**INFORMATION GIVEN:**
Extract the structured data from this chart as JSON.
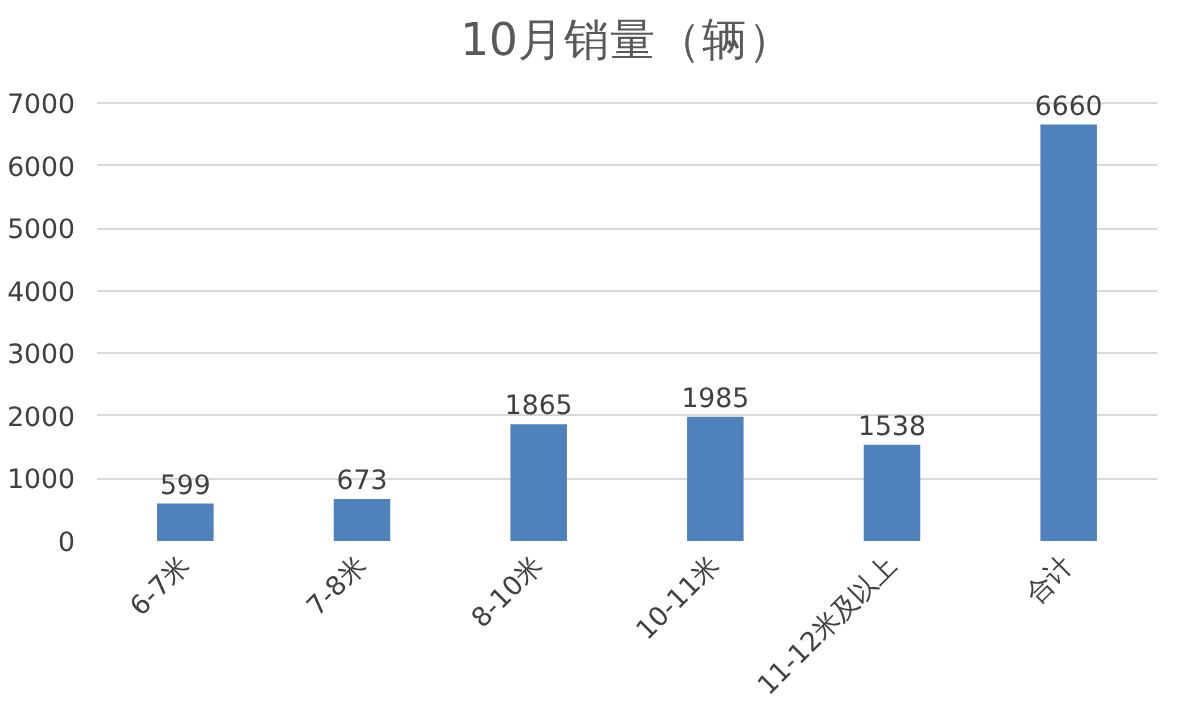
{
  "chart_data": {
    "type": "bar",
    "title": "10月销量（辆）",
    "categories": [
      "6-7米",
      "7-8米",
      "8-10米",
      "10-11米",
      "11-12米及以上",
      "合计"
    ],
    "values": [
      599,
      673,
      1865,
      1985,
      1538,
      6660
    ],
    "color": "#4f81bd",
    "ylim": [
      0,
      7000
    ],
    "yticks": [
      0,
      1000,
      2000,
      3000,
      4000,
      5000,
      6000,
      7000
    ],
    "grid": "y",
    "data_labels": true
  }
}
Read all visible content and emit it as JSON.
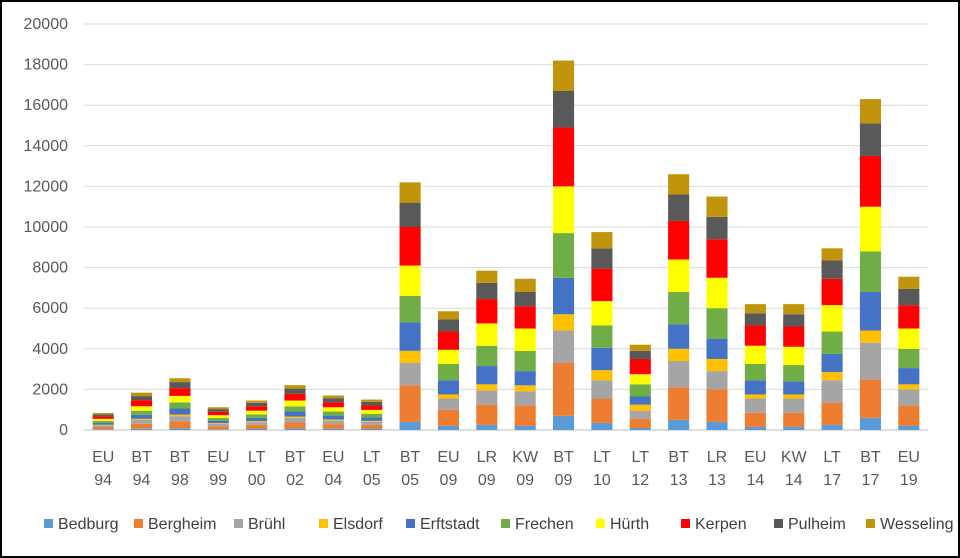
{
  "chart_data": {
    "type": "bar",
    "stacked": true,
    "title": "",
    "xlabel": "",
    "ylabel": "",
    "ylim": [
      0,
      20000
    ],
    "y_ticks": [
      0,
      2000,
      4000,
      6000,
      8000,
      10000,
      12000,
      14000,
      16000,
      18000,
      20000
    ],
    "gridlines": true,
    "legend_position": "bottom",
    "categories": [
      [
        "EU",
        "94"
      ],
      [
        "BT",
        "94"
      ],
      [
        "BT",
        "98"
      ],
      [
        "EU",
        "99"
      ],
      [
        "LT",
        "00"
      ],
      [
        "BT",
        "02"
      ],
      [
        "EU",
        "04"
      ],
      [
        "LT",
        "05"
      ],
      [
        "BT",
        "05"
      ],
      [
        "EU",
        "09"
      ],
      [
        "LR",
        "09"
      ],
      [
        "KW",
        "09"
      ],
      [
        "BT",
        "09"
      ],
      [
        "LT",
        "10"
      ],
      [
        "LT",
        "12"
      ],
      [
        "BT",
        "13"
      ],
      [
        "LR",
        "13"
      ],
      [
        "EU",
        "14"
      ],
      [
        "KW",
        "14"
      ],
      [
        "LT",
        "17"
      ],
      [
        "BT",
        "17"
      ],
      [
        "EU",
        "19"
      ]
    ],
    "series": [
      {
        "name": "Bedburg",
        "color": "#5B9BD5",
        "values": [
          30,
          60,
          80,
          40,
          50,
          70,
          60,
          50,
          400,
          200,
          250,
          200,
          700,
          350,
          100,
          500,
          400,
          150,
          150,
          250,
          600,
          200
        ]
      },
      {
        "name": "Bergheim",
        "color": "#ED7D31",
        "values": [
          120,
          250,
          350,
          150,
          200,
          300,
          230,
          200,
          1800,
          800,
          1000,
          1000,
          2600,
          1200,
          450,
          1600,
          1600,
          700,
          700,
          1100,
          1900,
          1000
        ]
      },
      {
        "name": "Brühl",
        "color": "#A5A5A5",
        "values": [
          80,
          180,
          250,
          110,
          140,
          220,
          170,
          150,
          1100,
          550,
          700,
          700,
          1600,
          900,
          400,
          1300,
          900,
          700,
          700,
          1100,
          1800,
          800
        ]
      },
      {
        "name": "Elsdorf",
        "color": "#FFC000",
        "values": [
          30,
          60,
          80,
          40,
          50,
          70,
          60,
          50,
          600,
          200,
          300,
          300,
          800,
          500,
          300,
          600,
          600,
          200,
          200,
          400,
          600,
          250
        ]
      },
      {
        "name": "Erftstadt",
        "color": "#4472C4",
        "values": [
          90,
          200,
          300,
          120,
          160,
          250,
          190,
          170,
          1400,
          700,
          900,
          700,
          1800,
          1100,
          400,
          1200,
          1000,
          700,
          650,
          900,
          1900,
          800
        ]
      },
      {
        "name": "Frechen",
        "color": "#70AD47",
        "values": [
          100,
          200,
          300,
          130,
          170,
          260,
          200,
          180,
          1300,
          800,
          1000,
          1000,
          2200,
          1100,
          600,
          1600,
          1500,
          800,
          800,
          1100,
          2000,
          950
        ]
      },
      {
        "name": "Hürth",
        "color": "#FFFF00",
        "values": [
          100,
          220,
          320,
          140,
          180,
          280,
          210,
          190,
          1500,
          700,
          1100,
          1100,
          2300,
          1200,
          500,
          1600,
          1500,
          900,
          900,
          1300,
          2200,
          1000
        ]
      },
      {
        "name": "Kerpen",
        "color": "#FF0000",
        "values": [
          120,
          300,
          380,
          170,
          220,
          330,
          250,
          220,
          1900,
          900,
          1200,
          1100,
          2900,
          1600,
          750,
          1900,
          1900,
          1000,
          1000,
          1300,
          2500,
          1150
        ]
      },
      {
        "name": "Pulheim",
        "color": "#595959",
        "values": [
          100,
          200,
          300,
          130,
          170,
          260,
          200,
          180,
          1200,
          600,
          800,
          700,
          1800,
          1000,
          400,
          1300,
          1100,
          600,
          600,
          900,
          1600,
          800
        ]
      },
      {
        "name": "Wesseling",
        "color": "#C0950C",
        "values": [
          70,
          170,
          190,
          90,
          110,
          170,
          130,
          110,
          1000,
          400,
          600,
          650,
          1500,
          800,
          300,
          1000,
          1000,
          450,
          500,
          600,
          1200,
          600
        ]
      }
    ]
  }
}
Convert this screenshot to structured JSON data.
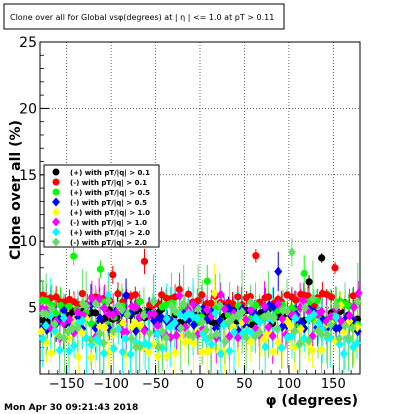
{
  "chart_data": {
    "type": "scatter",
    "title": "Clone  over all for Global vsφ(degrees) at | η | <= 1.0 at pT > 0.11",
    "xlabel": "φ (degrees)",
    "ylabel": "Clone  over all (%)",
    "xlim": [
      -180,
      180
    ],
    "ylim": [
      0,
      25
    ],
    "xticks": [
      -150,
      -100,
      -50,
      0,
      50,
      100,
      150
    ],
    "yticks": [
      0,
      5,
      10,
      15,
      20,
      25
    ],
    "grid": true,
    "legend_position": "left-middle",
    "timestamp": "Mon Apr 30 09:21:43 2018",
    "series": [
      {
        "name": "(+) with pT/|q| > 0.1",
        "color": "#000000",
        "marker": "circle",
        "mean": 4.3,
        "spread": 0.6,
        "err": 0.8,
        "seed": 11
      },
      {
        "name": "(-) with pT/|q| > 0.1",
        "color": "#ff0000",
        "marker": "circle",
        "mean": 5.6,
        "spread": 0.5,
        "err": 0.7,
        "seed": 23
      },
      {
        "name": "(+) with pT/|q| > 0.5",
        "color": "#00ff00",
        "marker": "circle",
        "mean": 4.6,
        "spread": 1.0,
        "err": 1.2,
        "seed": 37
      },
      {
        "name": "(-) with pT/|q| > 0.5",
        "color": "#0000ff",
        "marker": "diamond",
        "mean": 4.2,
        "spread": 1.0,
        "err": 1.2,
        "seed": 41
      },
      {
        "name": "(+) with pT/|q| > 1.0",
        "color": "#ffff00",
        "marker": "diamond",
        "mean": 2.6,
        "spread": 1.4,
        "err": 1.6,
        "seed": 53
      },
      {
        "name": "(-) with pT/|q| > 1.0",
        "color": "#ff00ff",
        "marker": "diamond",
        "mean": 4.0,
        "spread": 1.3,
        "err": 1.5,
        "seed": 67
      },
      {
        "name": "(+) with pT/|q| > 2.0",
        "color": "#00ffff",
        "marker": "diamond",
        "mean": 3.0,
        "spread": 1.6,
        "err": 2.2,
        "seed": 79
      },
      {
        "name": "(-) with pT/|q| > 2.0",
        "color": "#66dd66",
        "marker": "diamond",
        "mean": 3.8,
        "spread": 1.8,
        "err": 2.4,
        "seed": 97
      }
    ],
    "n_points_per_series": 72
  }
}
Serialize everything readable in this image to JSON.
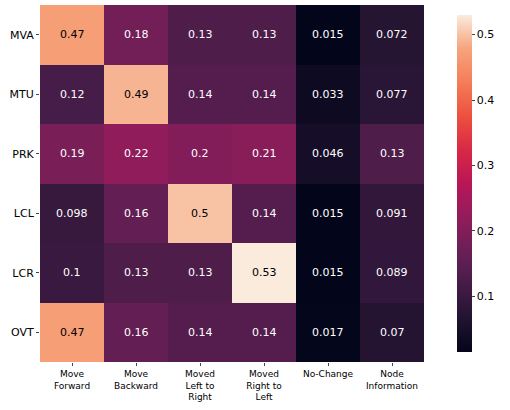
{
  "chart_data": {
    "type": "heatmap",
    "x": [
      "Move\nForward",
      "Move\nBackward",
      "Moved\nLeft to\nRight",
      "Moved\nRight to\nLeft",
      "No-Change",
      "Node\nInformation"
    ],
    "y": [
      "MVA",
      "MTU",
      "PRK",
      "LCL",
      "LCR",
      "OVT"
    ],
    "cells": [
      [
        0.47,
        0.18,
        0.13,
        0.13,
        0.015,
        0.072
      ],
      [
        0.12,
        0.49,
        0.14,
        0.14,
        0.033,
        0.077
      ],
      [
        0.19,
        0.22,
        0.2,
        0.21,
        0.046,
        0.13
      ],
      [
        0.098,
        0.16,
        0.5,
        0.14,
        0.015,
        0.091
      ],
      [
        0.1,
        0.13,
        0.13,
        0.53,
        0.015,
        0.089
      ],
      [
        0.47,
        0.16,
        0.14,
        0.14,
        0.017,
        0.07
      ]
    ],
    "data_labels": true,
    "colorbar": {
      "range": [
        0.015,
        0.53
      ],
      "ticks": [
        0.1,
        0.2,
        0.3,
        0.4,
        0.5
      ]
    }
  }
}
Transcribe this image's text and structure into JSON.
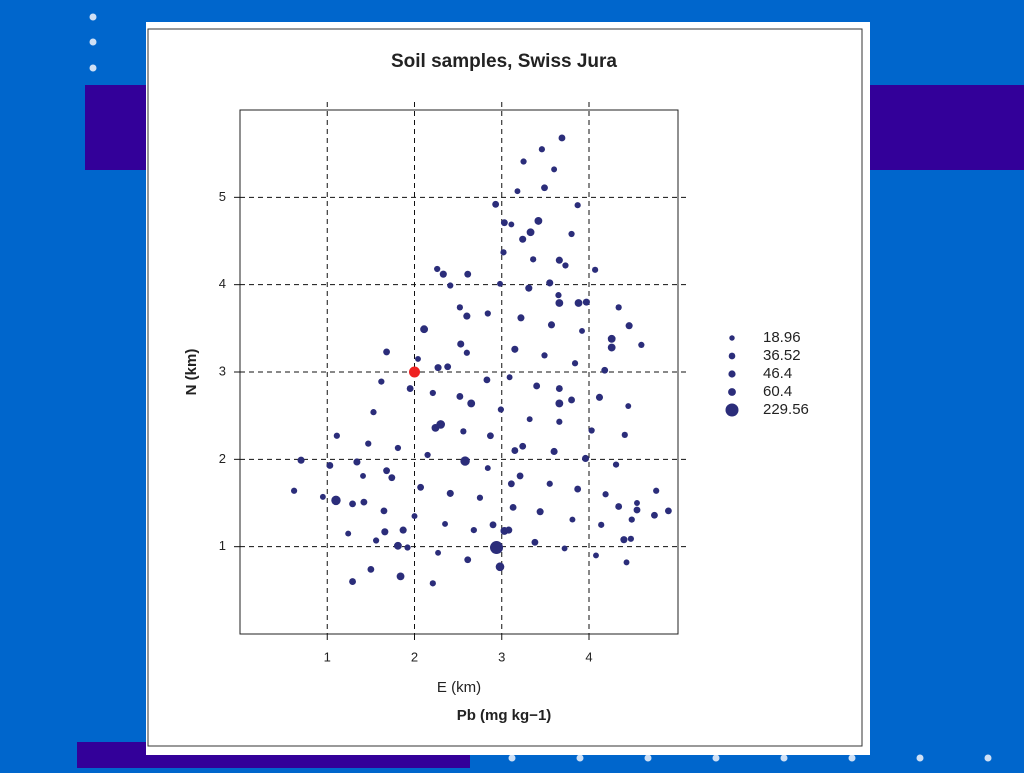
{
  "chart_data": {
    "type": "scatter",
    "title": "Soil samples, Swiss Jura",
    "xlabel": "E (km)",
    "ylabel": "N (km)",
    "size_label": "Pb (mg kg−1)",
    "xlim": [
      0,
      5.02
    ],
    "ylim": [
      0,
      6
    ],
    "xticks": [
      1,
      2,
      3,
      4
    ],
    "yticks": [
      1,
      2,
      3,
      4,
      5
    ],
    "grid": true,
    "color": "#2b2d7a",
    "x": [
      3.69,
      3.46,
      3.25,
      3.6,
      3.49,
      3.18,
      2.93,
      3.87,
      3.03,
      3.11,
      3.42,
      3.33,
      3.24,
      3.8,
      3.02,
      3.36,
      3.66,
      3.73,
      4.07,
      2.26,
      2.33,
      2.61,
      2.41,
      3.31,
      3.55,
      2.98,
      3.65,
      3.66,
      3.88,
      3.97,
      4.34,
      2.52,
      2.6,
      2.84,
      3.22,
      3.57,
      2.11,
      4.46,
      3.92,
      4.26,
      4.26,
      4.6,
      2.53,
      1.68,
      2.6,
      3.15,
      3.49,
      3.84,
      2.04,
      2.27,
      2.38,
      4.18,
      1.62,
      1.95,
      2.83,
      3.09,
      3.4,
      3.66,
      2.21,
      2.52,
      2.65,
      3.66,
      3.8,
      4.12,
      4.45,
      1.53,
      2.99,
      3.32,
      2.3,
      2.24,
      2.56,
      3.66,
      4.03,
      1.11,
      1.47,
      2.87,
      3.24,
      4.41,
      1.81,
      2.15,
      3.15,
      3.6,
      0.7,
      1.03,
      1.34,
      2.58,
      3.96,
      4.31,
      1.68,
      1.74,
      2.84,
      3.21,
      1.41,
      0.62,
      3.11,
      3.55,
      2.07,
      3.87,
      4.77,
      0.95,
      1.1,
      1.29,
      1.42,
      2.41,
      2.75,
      4.19,
      4.55,
      3.44,
      4.34,
      4.55,
      4.75,
      4.91,
      1.65,
      3.13,
      2.0,
      2.35,
      2.9,
      3.81,
      4.14,
      4.49,
      1.24,
      1.66,
      1.87,
      2.68,
      3.03,
      3.08,
      1.81,
      1.92,
      1.56,
      2.94,
      3.38,
      3.72,
      4.4,
      4.48,
      2.27,
      4.08,
      2.61,
      4.43,
      2.98,
      1.5,
      1.84,
      1.29,
      2.21
    ],
    "y": [
      5.68,
      5.55,
      5.41,
      5.32,
      5.11,
      5.07,
      4.92,
      4.91,
      4.71,
      4.69,
      4.73,
      4.6,
      4.52,
      4.58,
      4.37,
      4.29,
      4.28,
      4.22,
      4.17,
      4.18,
      4.12,
      4.12,
      3.99,
      3.96,
      4.02,
      4.01,
      3.88,
      3.79,
      3.79,
      3.8,
      3.74,
      3.74,
      3.64,
      3.67,
      3.62,
      3.54,
      3.49,
      3.53,
      3.47,
      3.38,
      3.28,
      3.31,
      3.32,
      3.23,
      3.22,
      3.26,
      3.19,
      3.1,
      3.15,
      3.05,
      3.06,
      3.02,
      2.89,
      2.81,
      2.91,
      2.94,
      2.84,
      2.81,
      2.76,
      2.72,
      2.64,
      2.64,
      2.68,
      2.71,
      2.61,
      2.54,
      2.57,
      2.46,
      2.4,
      2.36,
      2.32,
      2.43,
      2.33,
      2.27,
      2.18,
      2.27,
      2.15,
      2.28,
      2.13,
      2.05,
      2.1,
      2.09,
      1.99,
      1.93,
      1.97,
      1.98,
      2.01,
      1.94,
      1.87,
      1.79,
      1.9,
      1.81,
      1.81,
      1.64,
      1.72,
      1.72,
      1.68,
      1.66,
      1.64,
      1.57,
      1.53,
      1.49,
      1.51,
      1.61,
      1.56,
      1.6,
      1.5,
      1.4,
      1.46,
      1.42,
      1.36,
      1.41,
      1.41,
      1.45,
      1.35,
      1.26,
      1.25,
      1.31,
      1.25,
      1.31,
      1.15,
      1.17,
      1.19,
      1.19,
      1.18,
      1.19,
      1.01,
      0.99,
      1.07,
      0.99,
      1.05,
      0.98,
      1.08,
      1.09,
      0.93,
      0.9,
      0.85,
      0.82,
      0.77,
      0.74,
      0.66,
      0.6,
      0.58
    ],
    "size": [
      40,
      30,
      30,
      25,
      40,
      25,
      40,
      30,
      40,
      25,
      60,
      60,
      45,
      30,
      30,
      30,
      45,
      30,
      30,
      30,
      45,
      40,
      30,
      45,
      45,
      25,
      30,
      60,
      60,
      45,
      30,
      30,
      45,
      30,
      45,
      45,
      60,
      45,
      25,
      60,
      60,
      30,
      45,
      40,
      30,
      45,
      30,
      30,
      25,
      45,
      40,
      40,
      30,
      40,
      40,
      25,
      40,
      40,
      30,
      40,
      60,
      60,
      40,
      45,
      25,
      30,
      30,
      25,
      80,
      60,
      30,
      30,
      30,
      30,
      30,
      40,
      40,
      30,
      30,
      30,
      40,
      45,
      45,
      40,
      45,
      100,
      45,
      30,
      40,
      40,
      25,
      40,
      25,
      30,
      40,
      30,
      40,
      40,
      30,
      25,
      100,
      40,
      40,
      45,
      30,
      30,
      25,
      45,
      40,
      40,
      40,
      40,
      40,
      40,
      25,
      25,
      40,
      25,
      30,
      30,
      25,
      45,
      45,
      30,
      60,
      45,
      60,
      30,
      30,
      229.56,
      40,
      25,
      45,
      30,
      25,
      25,
      40,
      25,
      80,
      40,
      60,
      40,
      30
    ],
    "size_legend": [
      18.96,
      36.52,
      46.4,
      60.4,
      229.56
    ],
    "highlight": {
      "x": 2,
      "y": 3,
      "color": "#ee2222"
    }
  }
}
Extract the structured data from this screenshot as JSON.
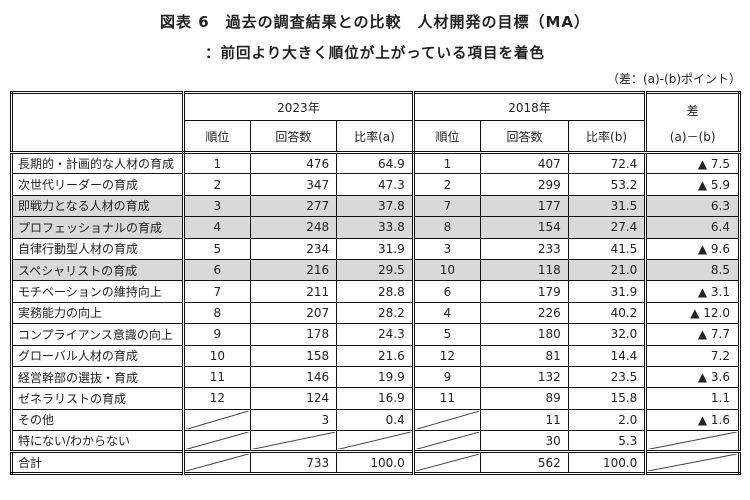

**SHORT EXERCISE:** Pull every line containing "Moved" out of the records.

**TASK RESULT:**
      "Moved\nLeft to\nRight",
      "Moved\nRight to\nLeft",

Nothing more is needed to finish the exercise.